PROVIDED DATA |
--- Start ---
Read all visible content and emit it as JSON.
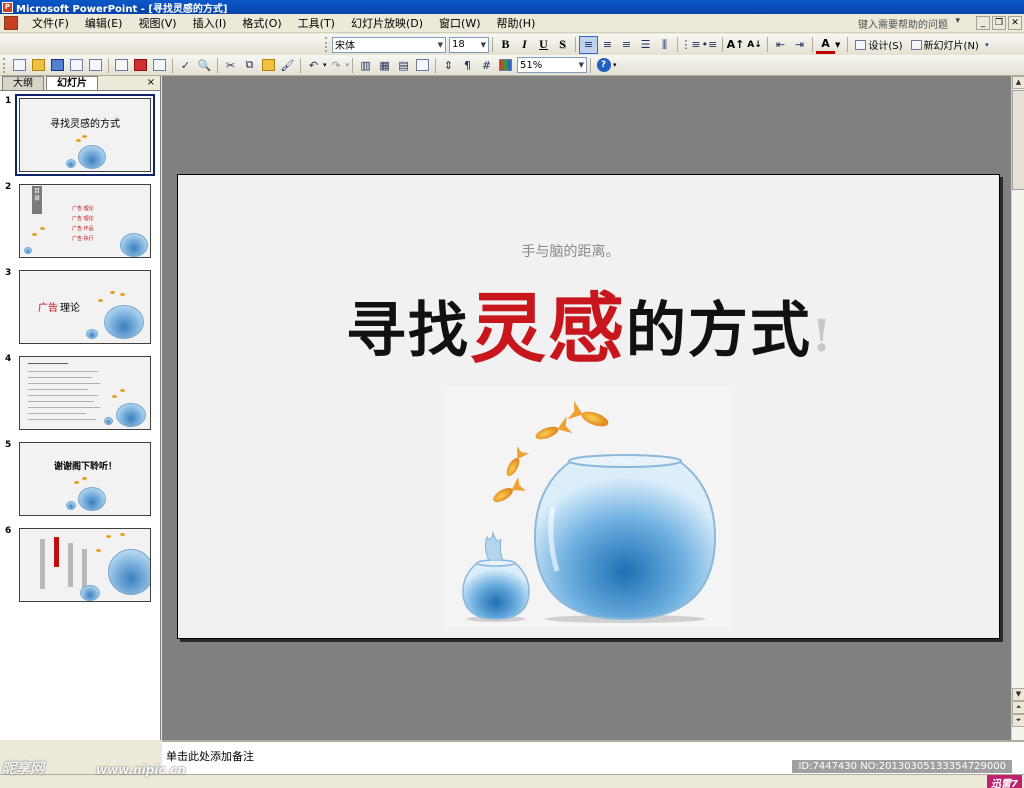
{
  "titlebar": {
    "title": "Microsoft PowerPoint - [寻找灵感的方式]"
  },
  "menu": {
    "items": [
      "文件(F)",
      "编辑(E)",
      "视图(V)",
      "插入(I)",
      "格式(O)",
      "工具(T)",
      "幻灯片放映(D)",
      "窗口(W)",
      "帮助(H)"
    ],
    "help_placeholder": "键入需要帮助的问题"
  },
  "format_toolbar": {
    "font_name": "宋体",
    "font_size": "18",
    "bold": "B",
    "italic": "I",
    "underline": "U",
    "shadow": "S",
    "design_label": "设计(S)",
    "new_slide_label": "新幻灯片(N)"
  },
  "standard_toolbar": {
    "zoom": "51%"
  },
  "pane": {
    "tabs": [
      "大纲",
      "幻灯片"
    ],
    "close": "×",
    "thumbnails": [
      {
        "num": "1",
        "title": "寻找灵感的方式"
      },
      {
        "num": "2",
        "tab": "目录",
        "items": [
          "广告·理论",
          "广告·理论",
          "广告·作品",
          "广告·执行"
        ]
      },
      {
        "num": "3",
        "title_prefix": "广告",
        "title_suffix": "理论"
      },
      {
        "num": "4"
      },
      {
        "num": "5",
        "title": "谢谢阁下聆听！"
      },
      {
        "num": "6"
      }
    ]
  },
  "slide": {
    "subtitle": "手与脑的距离。",
    "title_part1": "寻找",
    "title_accent": "灵感",
    "title_part2": "的方式",
    "title_exclaim": "!"
  },
  "notes": {
    "placeholder": "单击此处添加备注"
  },
  "watermark": {
    "id_text": "ID:7447430 NO:20130305133354729000",
    "site": "昵享网",
    "url": "www.nipic.cn",
    "brand": "迅雷7"
  },
  "icons": [
    "app-icon",
    "new-icon",
    "open-icon",
    "save-icon",
    "permission-icon",
    "email-icon",
    "print-icon",
    "pdf-icon",
    "print-preview-icon",
    "spelling-icon",
    "research-icon",
    "cut-icon",
    "copy-icon",
    "paste-icon",
    "format-painter-icon",
    "undo-icon",
    "redo-icon",
    "insert-chart-icon",
    "insert-table-icon",
    "tables-borders-icon",
    "insert-hyperlink-icon",
    "expand-icon",
    "show-formatting-icon",
    "grid-icon",
    "color-grayscale-icon",
    "help-icon"
  ],
  "colors": {
    "accent_red": "#c8161d",
    "title_blue": "#0a58c8",
    "slide_area_gray": "#808080"
  }
}
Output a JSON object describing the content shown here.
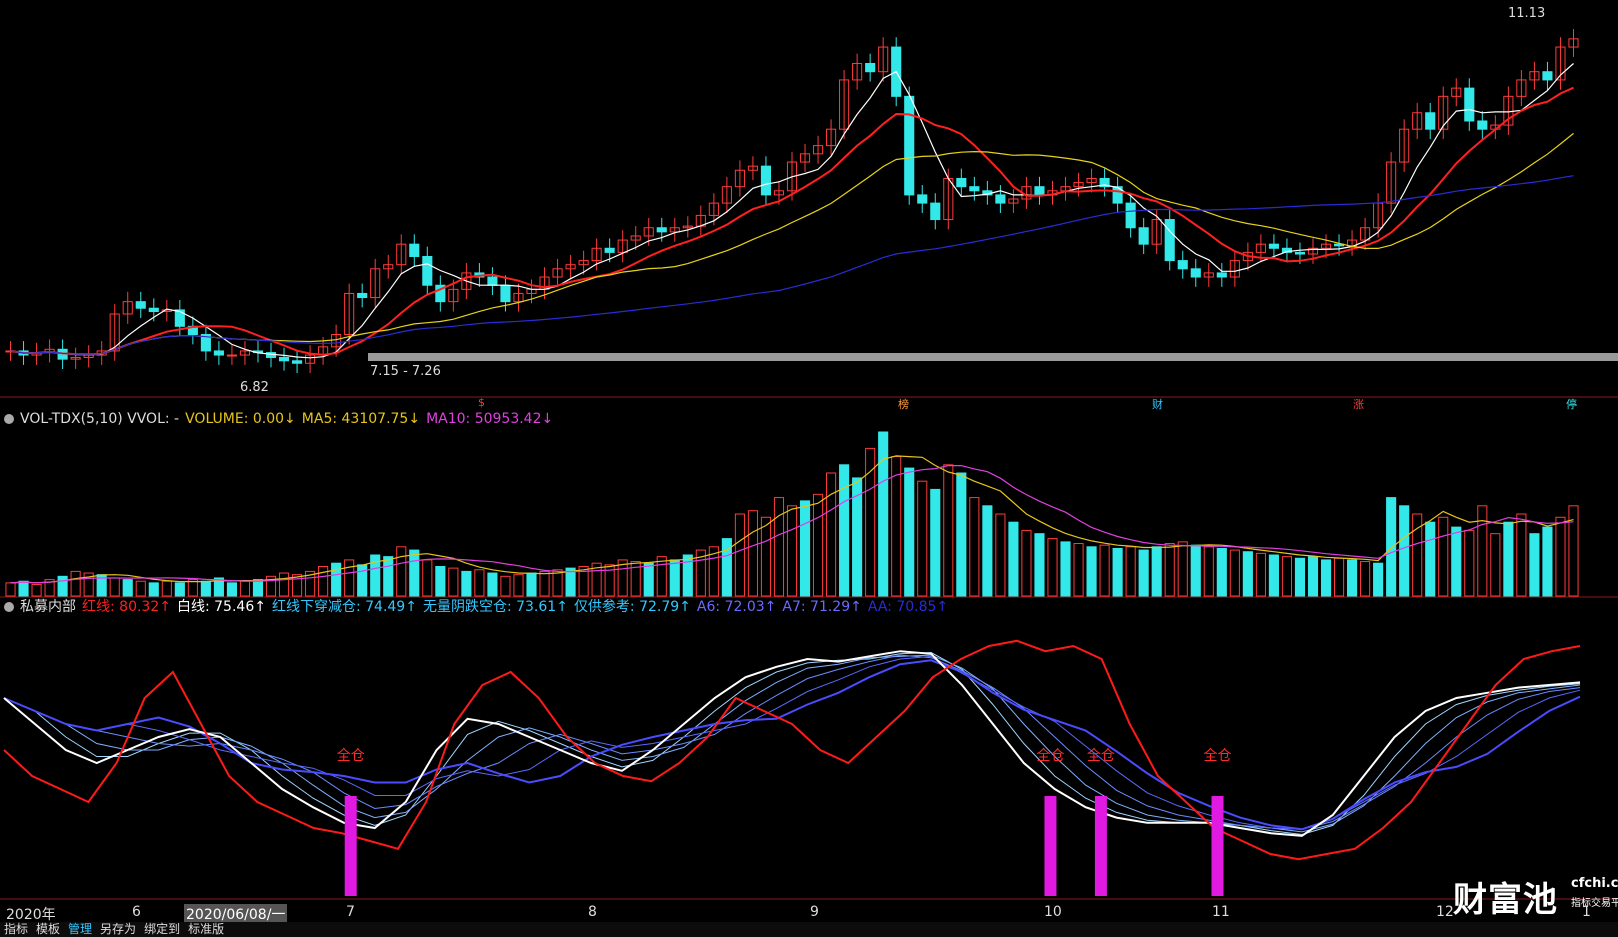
{
  "chart_data": {
    "type": "candlestick",
    "price_panel": {
      "high_label": "11.13",
      "low_label": "6.82",
      "range_label": "7.15 - 7.26",
      "events": [
        {
          "text": "$",
          "color": "#ff3b3b"
        },
        {
          "text": "榜",
          "color": "#ff9a3b"
        },
        {
          "text": "财",
          "color": "#33c8ff"
        },
        {
          "text": "涨",
          "color": "#ff3b3b"
        },
        {
          "text": "停",
          "color": "#33e8e8"
        }
      ],
      "closes": [
        7.1,
        7.05,
        7.08,
        7.12,
        7.0,
        7.02,
        7.05,
        7.1,
        7.55,
        7.7,
        7.62,
        7.58,
        7.6,
        7.4,
        7.3,
        7.1,
        7.05,
        7.05,
        7.1,
        7.08,
        7.02,
        6.98,
        6.95,
        7.05,
        7.15,
        7.3,
        7.8,
        7.75,
        8.1,
        8.15,
        8.4,
        8.25,
        7.9,
        7.7,
        7.85,
        8.05,
        8.0,
        7.9,
        7.7,
        7.8,
        7.85,
        8.0,
        8.1,
        8.15,
        8.2,
        8.35,
        8.3,
        8.45,
        8.5,
        8.6,
        8.55,
        8.6,
        8.62,
        8.75,
        8.9,
        9.1,
        9.3,
        9.35,
        9.0,
        9.05,
        9.4,
        9.5,
        9.6,
        9.8,
        10.4,
        10.6,
        10.5,
        10.8,
        10.2,
        9.0,
        8.9,
        8.7,
        9.2,
        9.1,
        9.05,
        9.0,
        8.9,
        8.95,
        9.1,
        9.0,
        9.05,
        9.1,
        9.15,
        9.2,
        9.1,
        8.9,
        8.6,
        8.4,
        8.7,
        8.2,
        8.1,
        8.0,
        8.05,
        8.0,
        8.2,
        8.3,
        8.4,
        8.35,
        8.3,
        8.28,
        8.35,
        8.4,
        8.38,
        8.45,
        8.6,
        8.9,
        9.4,
        9.8,
        10.0,
        9.8,
        10.2,
        10.3,
        9.9,
        9.8,
        9.85,
        10.2,
        10.4,
        10.5,
        10.4,
        10.8,
        10.9
      ],
      "ma_series": [
        {
          "name": "MA5",
          "color": "#ffffff"
        },
        {
          "name": "MA10",
          "color": "#ff2020"
        },
        {
          "name": "MA20",
          "color": "#e6d21a"
        },
        {
          "name": "MA60",
          "color": "#2b2bd6"
        }
      ],
      "ylim": [
        6.6,
        11.3
      ]
    },
    "volume_panel": {
      "header": {
        "name": "VOL-TDX(5,10) VVOL: -",
        "volume": "VOLUME: 0.00↓",
        "ma5": "MA5: 43107.75↓",
        "ma10": "MA10: 50953.42↓"
      },
      "values": [
        8,
        9,
        7,
        10,
        12,
        15,
        14,
        13,
        11,
        10,
        9,
        8,
        9,
        8,
        10,
        9,
        11,
        8,
        9,
        10,
        12,
        14,
        13,
        15,
        18,
        20,
        22,
        19,
        25,
        24,
        30,
        28,
        22,
        18,
        17,
        15,
        16,
        14,
        12,
        13,
        14,
        15,
        16,
        17,
        18,
        20,
        19,
        22,
        21,
        20,
        24,
        22,
        25,
        28,
        30,
        35,
        50,
        52,
        48,
        60,
        55,
        58,
        62,
        75,
        80,
        72,
        90,
        100,
        85,
        78,
        70,
        65,
        80,
        75,
        60,
        55,
        50,
        45,
        40,
        38,
        35,
        33,
        32,
        30,
        31,
        29,
        30,
        28,
        30,
        32,
        33,
        31,
        30,
        29,
        28,
        27,
        26,
        25,
        24,
        23,
        24,
        22,
        23,
        22,
        21,
        20,
        60,
        55,
        50,
        45,
        48,
        42,
        40,
        55,
        38,
        45,
        50,
        38,
        42,
        48,
        55
      ]
    },
    "indicator_panel": {
      "header": {
        "name": "私募内部",
        "red": "红线: 80.32↑",
        "white": "白线: 75.46↑",
        "cross": "红线下穿减仓: 74.49↑",
        "noyin": "无量阴跌空仓: 73.61↑",
        "ref": "仅供参考: 72.79↑",
        "a6": "A6: 72.03↑",
        "a7": "A7: 71.29↑",
        "aa": "AA: 70.85↑"
      },
      "full_position_label": "全仓",
      "red_line": [
        50,
        40,
        35,
        30,
        45,
        70,
        80,
        60,
        40,
        30,
        25,
        20,
        18,
        15,
        12,
        30,
        60,
        75,
        80,
        70,
        55,
        45,
        40,
        38,
        45,
        55,
        70,
        65,
        60,
        50,
        45,
        55,
        65,
        78,
        85,
        90,
        92,
        88,
        90,
        85,
        60,
        40,
        30,
        20,
        15,
        10,
        8,
        10,
        12,
        20,
        30,
        45,
        60,
        75,
        85,
        88,
        90
      ],
      "white_line": [
        70,
        60,
        50,
        45,
        50,
        55,
        58,
        55,
        45,
        35,
        28,
        22,
        20,
        30,
        50,
        62,
        60,
        55,
        50,
        45,
        42,
        50,
        60,
        70,
        78,
        82,
        85,
        84,
        86,
        88,
        87,
        75,
        60,
        45,
        35,
        28,
        24,
        22,
        22,
        22,
        20,
        18,
        17,
        25,
        40,
        55,
        65,
        70,
        72,
        74,
        75,
        76
      ],
      "fill_signals": [
        0.22,
        0.664,
        0.696,
        0.77
      ]
    }
  },
  "x_axis": {
    "labels": [
      "2020年",
      "6",
      "2020/06/08/一",
      "7",
      "8",
      "9",
      "10",
      "11",
      "12",
      "1"
    ]
  },
  "toolbar": [
    "指标",
    "模板",
    "管理",
    "另存为",
    "绑定到",
    "标准版"
  ],
  "watermark": {
    "brand": "财富池",
    "site": "cfchi.com",
    "tagline": "指标交易平台"
  }
}
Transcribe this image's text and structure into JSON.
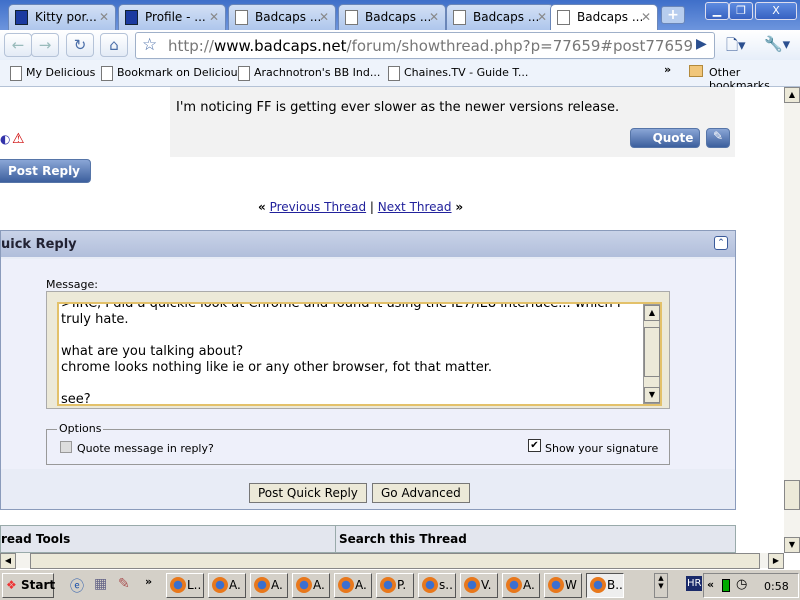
--- End ---
REQUIRED TASK |
Return every line above that contains the word "insert".

TASK SOLUTION |
    "insert-chart-icon",
    "insert-table-icon",
    "insert-hyperlink-icon",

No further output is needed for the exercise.